=== THE PROBLEM ===
State the number of lines with the string "Missouri" in them, and nothing else.
---------- MATERIAL FOR THIS EXERCISE ----------
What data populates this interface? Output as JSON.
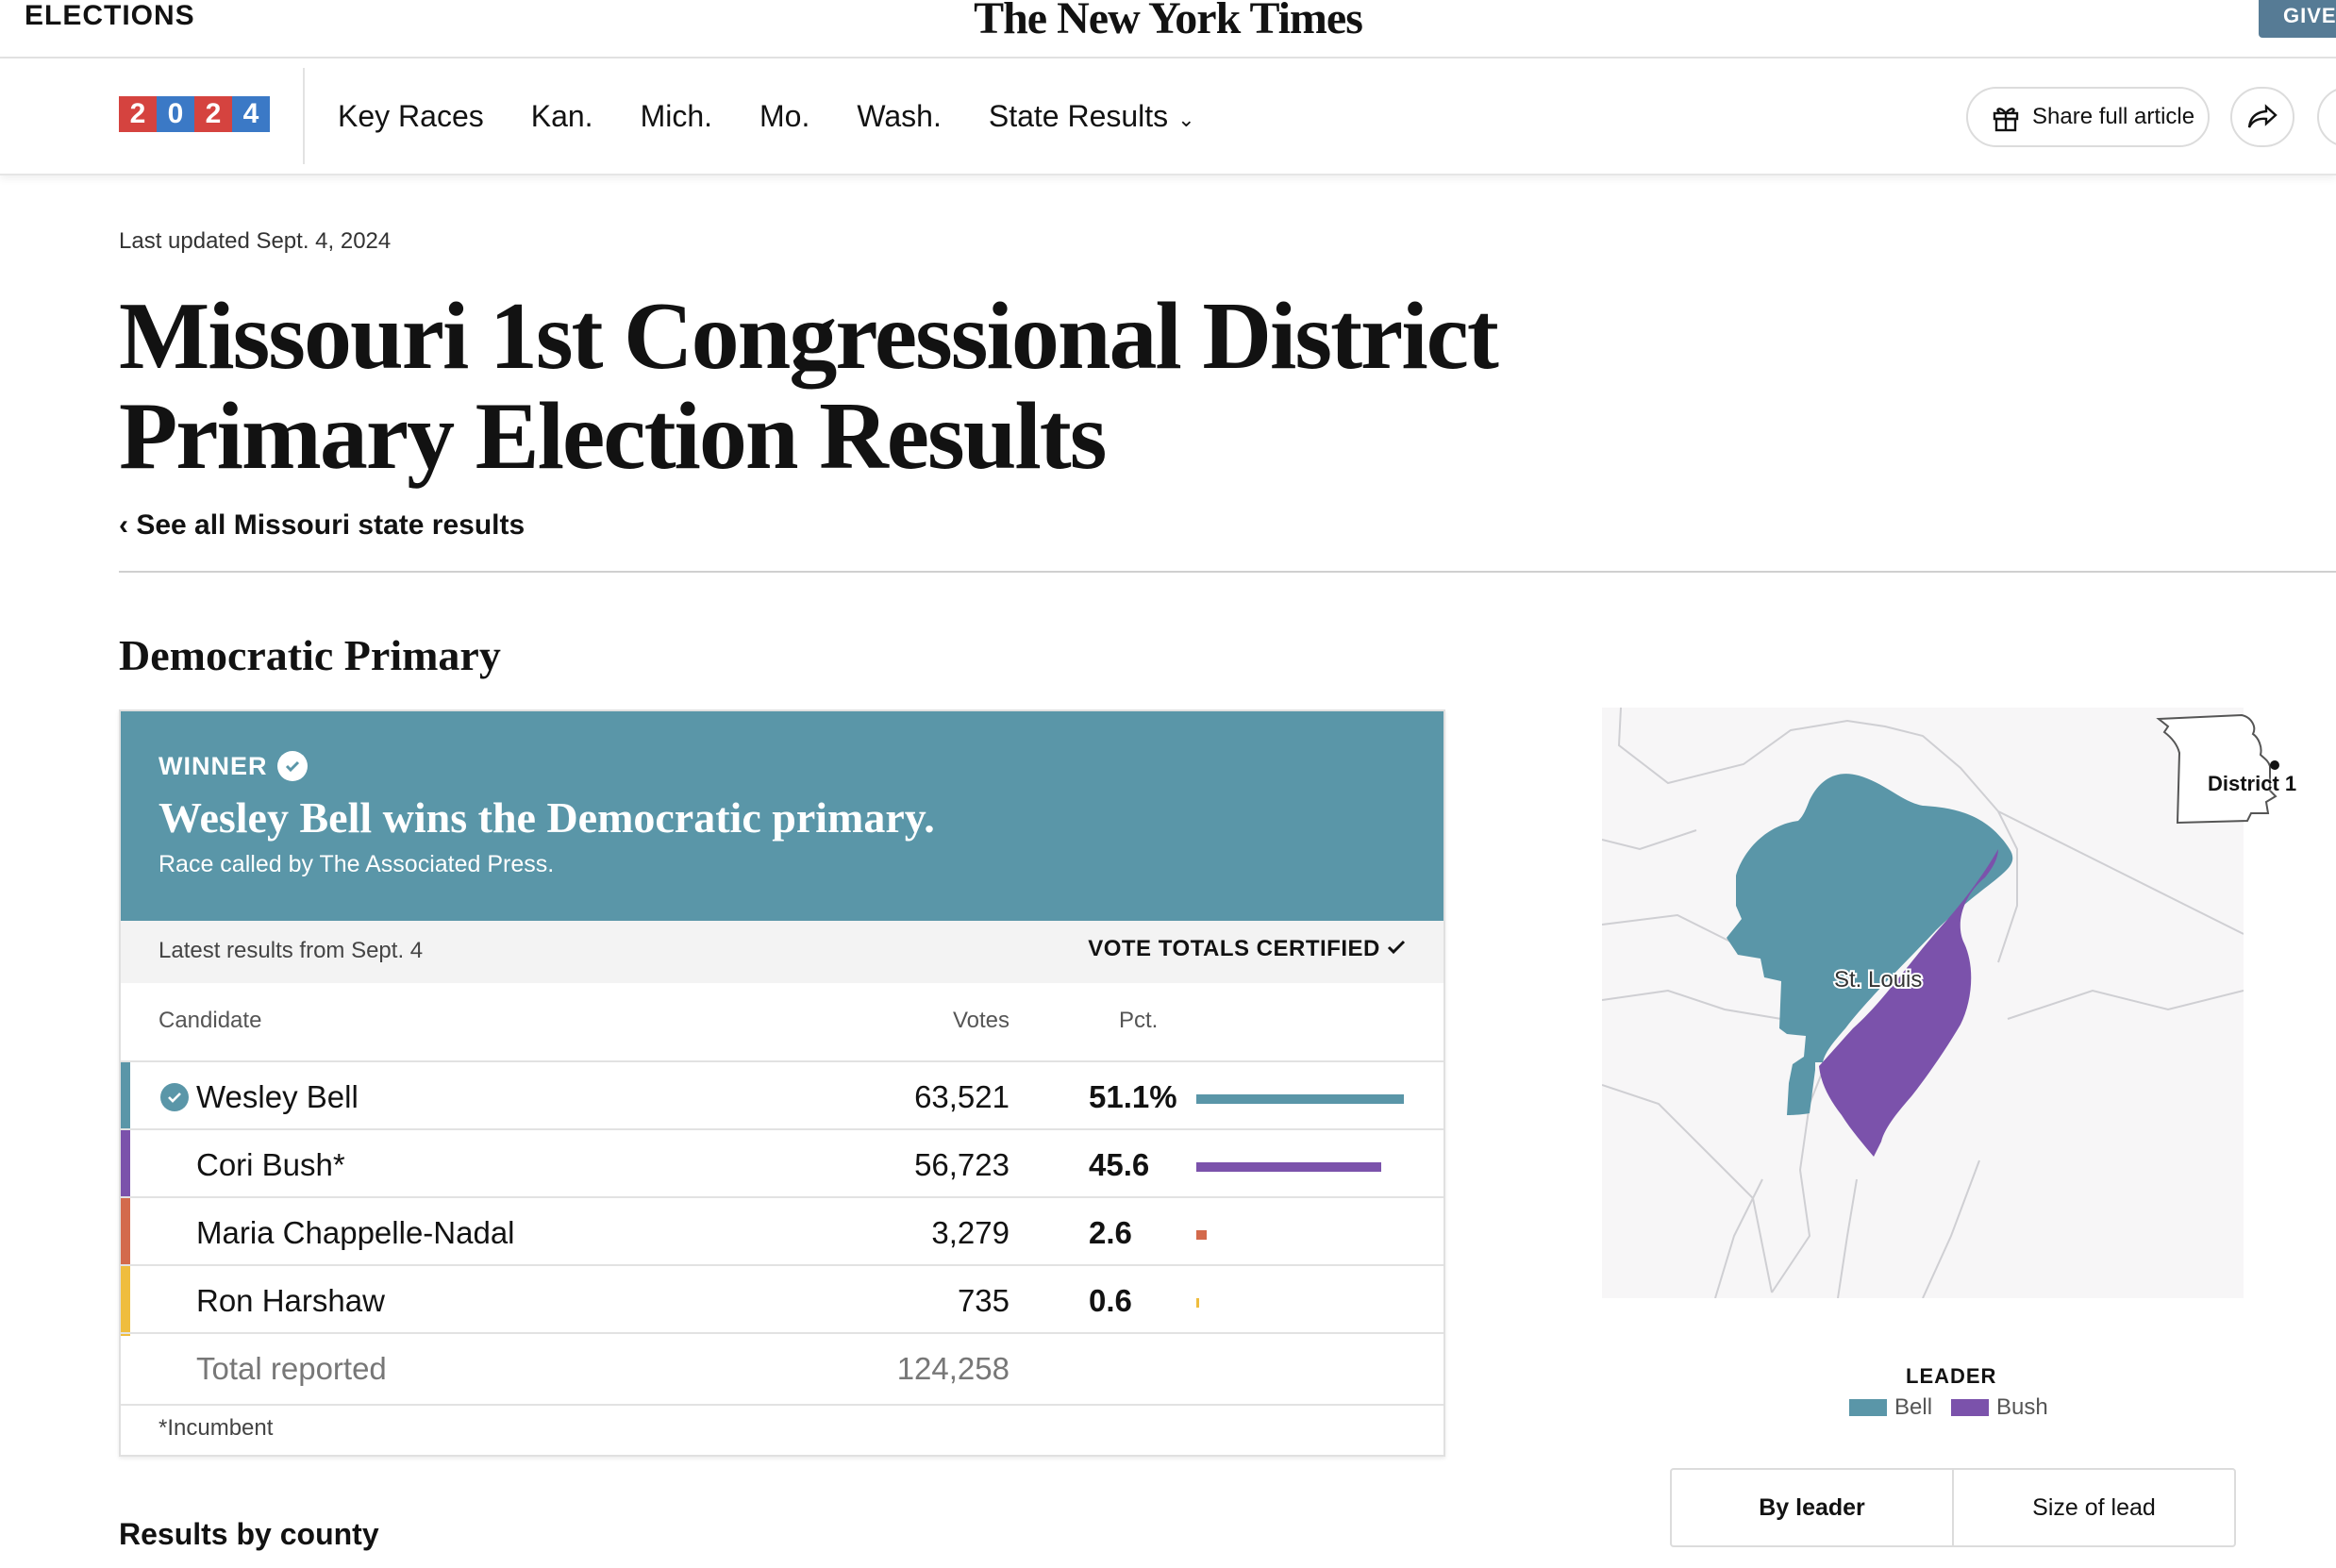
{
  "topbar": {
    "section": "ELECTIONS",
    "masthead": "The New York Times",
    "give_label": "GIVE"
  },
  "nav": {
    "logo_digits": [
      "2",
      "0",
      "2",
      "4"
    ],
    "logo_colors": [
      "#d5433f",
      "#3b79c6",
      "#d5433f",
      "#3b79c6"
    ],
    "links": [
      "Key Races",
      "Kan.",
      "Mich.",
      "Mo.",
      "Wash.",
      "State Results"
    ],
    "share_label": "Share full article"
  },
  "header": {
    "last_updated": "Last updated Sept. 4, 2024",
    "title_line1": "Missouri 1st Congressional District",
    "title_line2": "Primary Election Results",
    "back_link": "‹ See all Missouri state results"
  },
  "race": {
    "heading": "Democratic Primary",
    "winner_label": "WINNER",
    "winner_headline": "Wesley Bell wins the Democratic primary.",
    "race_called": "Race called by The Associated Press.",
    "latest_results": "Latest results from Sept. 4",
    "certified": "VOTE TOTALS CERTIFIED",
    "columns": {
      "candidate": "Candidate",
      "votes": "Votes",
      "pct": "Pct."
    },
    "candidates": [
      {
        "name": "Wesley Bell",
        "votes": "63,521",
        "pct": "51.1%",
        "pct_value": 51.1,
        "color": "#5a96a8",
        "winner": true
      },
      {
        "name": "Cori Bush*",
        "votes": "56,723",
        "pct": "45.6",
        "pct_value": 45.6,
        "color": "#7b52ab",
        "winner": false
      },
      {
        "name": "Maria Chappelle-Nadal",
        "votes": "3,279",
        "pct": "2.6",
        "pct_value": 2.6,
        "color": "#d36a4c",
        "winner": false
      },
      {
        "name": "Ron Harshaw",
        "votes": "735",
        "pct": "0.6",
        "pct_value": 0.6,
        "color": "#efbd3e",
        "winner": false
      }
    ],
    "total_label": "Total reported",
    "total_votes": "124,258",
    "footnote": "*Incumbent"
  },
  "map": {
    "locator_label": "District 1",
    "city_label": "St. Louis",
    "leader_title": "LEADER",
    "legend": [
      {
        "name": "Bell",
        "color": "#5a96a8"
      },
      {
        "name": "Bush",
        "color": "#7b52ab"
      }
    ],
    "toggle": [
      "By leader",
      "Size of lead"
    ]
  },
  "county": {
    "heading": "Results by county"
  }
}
----------
---------- MATERIAL FOR THIS EXERCISE ----------
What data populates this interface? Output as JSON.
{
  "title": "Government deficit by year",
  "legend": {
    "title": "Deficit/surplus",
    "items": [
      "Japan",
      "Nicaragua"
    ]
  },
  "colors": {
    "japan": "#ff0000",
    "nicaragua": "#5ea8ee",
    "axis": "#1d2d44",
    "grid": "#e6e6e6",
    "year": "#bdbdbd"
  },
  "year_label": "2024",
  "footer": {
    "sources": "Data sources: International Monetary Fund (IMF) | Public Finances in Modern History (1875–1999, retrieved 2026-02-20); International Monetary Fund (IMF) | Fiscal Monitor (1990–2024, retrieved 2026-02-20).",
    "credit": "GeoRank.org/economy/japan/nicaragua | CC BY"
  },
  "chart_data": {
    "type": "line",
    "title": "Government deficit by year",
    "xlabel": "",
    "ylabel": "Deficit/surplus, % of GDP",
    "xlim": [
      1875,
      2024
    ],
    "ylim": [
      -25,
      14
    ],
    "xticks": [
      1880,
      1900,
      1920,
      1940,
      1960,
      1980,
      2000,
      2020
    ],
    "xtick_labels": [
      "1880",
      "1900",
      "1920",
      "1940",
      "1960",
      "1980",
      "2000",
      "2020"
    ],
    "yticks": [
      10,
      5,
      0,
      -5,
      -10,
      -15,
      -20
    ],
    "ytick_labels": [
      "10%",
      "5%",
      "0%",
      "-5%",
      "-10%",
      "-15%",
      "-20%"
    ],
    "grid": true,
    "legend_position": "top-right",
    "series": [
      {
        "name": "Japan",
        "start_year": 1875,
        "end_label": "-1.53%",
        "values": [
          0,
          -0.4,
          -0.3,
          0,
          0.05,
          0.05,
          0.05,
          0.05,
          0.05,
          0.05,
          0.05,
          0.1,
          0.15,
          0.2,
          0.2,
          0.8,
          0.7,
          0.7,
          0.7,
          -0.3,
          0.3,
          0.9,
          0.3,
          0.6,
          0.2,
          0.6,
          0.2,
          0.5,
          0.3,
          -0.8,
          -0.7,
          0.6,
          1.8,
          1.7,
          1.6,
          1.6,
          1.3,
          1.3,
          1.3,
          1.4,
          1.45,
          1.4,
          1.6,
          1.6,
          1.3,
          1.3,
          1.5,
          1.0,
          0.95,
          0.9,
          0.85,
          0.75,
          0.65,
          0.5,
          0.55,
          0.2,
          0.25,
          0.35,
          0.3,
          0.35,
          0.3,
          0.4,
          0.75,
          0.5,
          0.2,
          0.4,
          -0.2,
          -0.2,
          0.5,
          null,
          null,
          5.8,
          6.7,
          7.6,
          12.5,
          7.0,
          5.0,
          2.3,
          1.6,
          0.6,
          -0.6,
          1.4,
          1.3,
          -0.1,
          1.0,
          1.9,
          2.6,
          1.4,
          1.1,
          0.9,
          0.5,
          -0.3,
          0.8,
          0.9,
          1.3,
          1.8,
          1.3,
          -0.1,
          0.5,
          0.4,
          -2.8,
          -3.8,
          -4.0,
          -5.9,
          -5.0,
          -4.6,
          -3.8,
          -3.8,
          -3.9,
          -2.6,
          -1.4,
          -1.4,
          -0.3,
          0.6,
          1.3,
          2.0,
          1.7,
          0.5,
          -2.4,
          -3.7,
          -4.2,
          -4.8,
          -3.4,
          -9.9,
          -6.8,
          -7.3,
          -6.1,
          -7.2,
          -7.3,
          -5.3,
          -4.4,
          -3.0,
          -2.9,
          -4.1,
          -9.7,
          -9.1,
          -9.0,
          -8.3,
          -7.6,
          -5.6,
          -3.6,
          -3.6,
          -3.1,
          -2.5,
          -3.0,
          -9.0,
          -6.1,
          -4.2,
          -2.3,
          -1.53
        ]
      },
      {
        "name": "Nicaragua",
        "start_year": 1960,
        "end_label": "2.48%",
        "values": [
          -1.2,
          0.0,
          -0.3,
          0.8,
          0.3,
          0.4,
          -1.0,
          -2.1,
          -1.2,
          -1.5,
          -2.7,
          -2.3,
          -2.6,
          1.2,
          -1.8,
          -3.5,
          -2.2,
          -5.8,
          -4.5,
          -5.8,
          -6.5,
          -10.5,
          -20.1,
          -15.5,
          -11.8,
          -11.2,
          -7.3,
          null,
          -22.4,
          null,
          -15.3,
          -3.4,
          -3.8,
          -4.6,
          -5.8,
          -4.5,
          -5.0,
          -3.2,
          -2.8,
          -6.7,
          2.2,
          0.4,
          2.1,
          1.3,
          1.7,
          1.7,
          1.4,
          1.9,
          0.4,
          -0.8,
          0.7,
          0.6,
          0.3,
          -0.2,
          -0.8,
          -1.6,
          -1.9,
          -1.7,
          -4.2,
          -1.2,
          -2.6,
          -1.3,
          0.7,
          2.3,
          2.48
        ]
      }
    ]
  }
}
----------
=== FULL RESPONSE ===
2